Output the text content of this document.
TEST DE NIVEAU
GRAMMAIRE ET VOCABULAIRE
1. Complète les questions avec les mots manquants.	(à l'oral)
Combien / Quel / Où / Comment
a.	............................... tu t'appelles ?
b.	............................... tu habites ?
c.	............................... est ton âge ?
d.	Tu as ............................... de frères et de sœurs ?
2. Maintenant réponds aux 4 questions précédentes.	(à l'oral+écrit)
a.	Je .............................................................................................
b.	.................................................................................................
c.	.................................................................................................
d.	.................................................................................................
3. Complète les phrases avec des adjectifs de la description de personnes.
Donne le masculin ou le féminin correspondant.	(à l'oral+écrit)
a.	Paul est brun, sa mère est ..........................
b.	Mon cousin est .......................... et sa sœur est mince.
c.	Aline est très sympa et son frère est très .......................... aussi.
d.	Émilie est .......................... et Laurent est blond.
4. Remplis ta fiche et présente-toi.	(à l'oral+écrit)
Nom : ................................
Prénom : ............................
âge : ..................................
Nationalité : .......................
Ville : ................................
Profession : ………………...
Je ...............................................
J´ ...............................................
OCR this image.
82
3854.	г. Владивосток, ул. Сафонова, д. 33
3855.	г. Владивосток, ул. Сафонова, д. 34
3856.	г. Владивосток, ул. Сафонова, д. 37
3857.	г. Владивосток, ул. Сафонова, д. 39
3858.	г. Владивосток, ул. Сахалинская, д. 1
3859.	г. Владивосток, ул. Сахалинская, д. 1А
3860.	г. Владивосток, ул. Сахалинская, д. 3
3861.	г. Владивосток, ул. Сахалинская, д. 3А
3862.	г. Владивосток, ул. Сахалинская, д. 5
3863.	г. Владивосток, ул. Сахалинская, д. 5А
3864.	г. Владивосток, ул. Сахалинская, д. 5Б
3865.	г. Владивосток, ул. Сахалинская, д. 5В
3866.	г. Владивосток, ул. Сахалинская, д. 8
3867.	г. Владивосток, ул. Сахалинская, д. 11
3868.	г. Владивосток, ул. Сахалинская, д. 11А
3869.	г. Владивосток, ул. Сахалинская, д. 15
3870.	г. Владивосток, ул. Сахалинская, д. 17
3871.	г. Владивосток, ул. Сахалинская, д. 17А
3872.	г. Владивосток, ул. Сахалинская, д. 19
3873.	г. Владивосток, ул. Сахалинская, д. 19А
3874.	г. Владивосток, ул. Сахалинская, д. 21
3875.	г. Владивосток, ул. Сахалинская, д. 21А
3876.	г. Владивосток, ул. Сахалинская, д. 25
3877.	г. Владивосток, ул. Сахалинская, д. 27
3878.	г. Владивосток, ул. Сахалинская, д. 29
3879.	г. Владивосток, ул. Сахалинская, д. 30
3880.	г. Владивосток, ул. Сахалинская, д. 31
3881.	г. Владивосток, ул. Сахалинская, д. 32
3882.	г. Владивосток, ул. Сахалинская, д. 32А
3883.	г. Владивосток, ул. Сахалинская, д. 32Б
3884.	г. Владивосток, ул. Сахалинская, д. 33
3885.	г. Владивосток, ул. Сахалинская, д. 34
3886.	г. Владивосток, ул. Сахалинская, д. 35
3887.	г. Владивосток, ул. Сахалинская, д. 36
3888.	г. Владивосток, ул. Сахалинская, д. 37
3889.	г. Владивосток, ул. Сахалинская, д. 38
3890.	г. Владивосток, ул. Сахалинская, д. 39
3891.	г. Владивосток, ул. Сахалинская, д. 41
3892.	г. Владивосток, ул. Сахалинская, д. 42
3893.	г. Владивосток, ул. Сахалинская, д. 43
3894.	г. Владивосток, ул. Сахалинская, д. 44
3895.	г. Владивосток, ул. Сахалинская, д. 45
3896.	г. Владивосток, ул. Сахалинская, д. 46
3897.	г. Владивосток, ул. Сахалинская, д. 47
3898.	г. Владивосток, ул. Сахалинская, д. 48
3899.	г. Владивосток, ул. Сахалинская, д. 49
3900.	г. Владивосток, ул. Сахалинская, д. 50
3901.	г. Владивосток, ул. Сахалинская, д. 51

◆ WRITTEN PROBLEM
Repeat the preceding lines exactly, please, every one of them.

◆ TASK RESULT
Output the text content of this document.
TEST DE NIVEAU
GRAMMAIRE ET VOCABULAIRE
1. Complète les questions avec les mots manquants.	(à l'oral)
Combien / Quel / Où / Comment
a.	............................... tu t'appelles ?
b.	............................... tu habites ?
c.	............................... est ton âge ?
d.	Tu as ............................... de frères et de sœurs ?
2. Maintenant réponds aux 4 questions précédentes.	(à l'oral+écrit)
a.	Je .............................................................................................
b.	.................................................................................................
c.	.................................................................................................
d.	.................................................................................................
3. Complète les phrases avec des adjectifs de la description de personnes.
Donne le masculin ou le féminin correspondant.	(à l'oral+écrit)
a.	Paul est brun, sa mère est ..........................
b.	Mon cousin est .......................... et sa sœur est mince.
c.	Aline est très sympa et son frère est très .......................... aussi.
d.	Émilie est .......................... et Laurent est blond.
4. Remplis ta fiche et présente-toi.	(à l'oral+écrit)
Nom : ................................
Prénom : ............................
âge : ..................................
Nationalité : .......................
Ville : ................................
Profession : ………………...
Je ...............................................
J´ ...............................................
OCR this image.
82
3854.	г. Владивосток, ул. Сафонова, д. 33
3855.	г. Владивосток, ул. Сафонова, д. 34
3856.	г. Владивосток, ул. Сафонова, д. 37
3857.	г. Владивосток, ул. Сафонова, д. 39
3858.	г. Владивосток, ул. Сахалинская, д. 1
3859.	г. Владивосток, ул. Сахалинская, д. 1А
3860.	г. Владивосток, ул. Сахалинская, д. 3
3861.	г. Владивосток, ул. Сахалинская, д. 3А
3862.	г. Владивосток, ул. Сахалинская, д. 5
3863.	г. Владивосток, ул. Сахалинская, д. 5А
3864.	г. Владивосток, ул. Сахалинская, д. 5Б
3865.	г. Владивосток, ул. Сахалинская, д. 5В
3866.	г. Владивосток, ул. Сахалинская, д. 8
3867.	г. Владивосток, ул. Сахалинская, д. 11
3868.	г. Владивосток, ул. Сахалинская, д. 11А
3869.	г. Владивосток, ул. Сахалинская, д. 15
3870.	г. Владивосток, ул. Сахалинская, д. 17
3871.	г. Владивосток, ул. Сахалинская, д. 17А
3872.	г. Владивосток, ул. Сахалинская, д. 19
3873.	г. Владивосток, ул. Сахалинская, д. 19А
3874.	г. Владивосток, ул. Сахалинская, д. 21
3875.	г. Владивосток, ул. Сахалинская, д. 21А
3876.	г. Владивосток, ул. Сахалинская, д. 25
3877.	г. Владивосток, ул. Сахалинская, д. 27
3878.	г. Владивосток, ул. Сахалинская, д. 29
3879.	г. Владивосток, ул. Сахалинская, д. 30
3880.	г. Владивосток, ул. Сахалинская, д. 31
3881.	г. Владивосток, ул. Сахалинская, д. 32
3882.	г. Владивосток, ул. Сахалинская, д. 32А
3883.	г. Владивосток, ул. Сахалинская, д. 32Б
3884.	г. Владивосток, ул. Сахалинская, д. 33
3885.	г. Владивосток, ул. Сахалинская, д. 34
3886.	г. Владивосток, ул. Сахалинская, д. 35
3887.	г. Владивосток, ул. Сахалинская, д. 36
3888.	г. Владивосток, ул. Сахалинская, д. 37
3889.	г. Владивосток, ул. Сахалинская, д. 38
3890.	г. Владивосток, ул. Сахалинская, д. 39
3891.	г. Владивосток, ул. Сахалинская, д. 41
3892.	г. Владивосток, ул. Сахалинская, д. 42
3893.	г. Владивосток, ул. Сахалинская, д. 43
3894.	г. Владивосток, ул. Сахалинская, д. 44
3895.	г. Владивосток, ул. Сахалинская, д. 45
3896.	г. Владивосток, ул. Сахалинская, д. 46
3897.	г. Владивосток, ул. Сахалинская, д. 47
3898.	г. Владивосток, ул. Сахалинская, д. 48
3899.	г. Владивосток, ул. Сахалинская, д. 49
3900.	г. Владивосток, ул. Сахалинская, д. 50
3901.	г. Владивосток, ул. Сахалинская, д. 51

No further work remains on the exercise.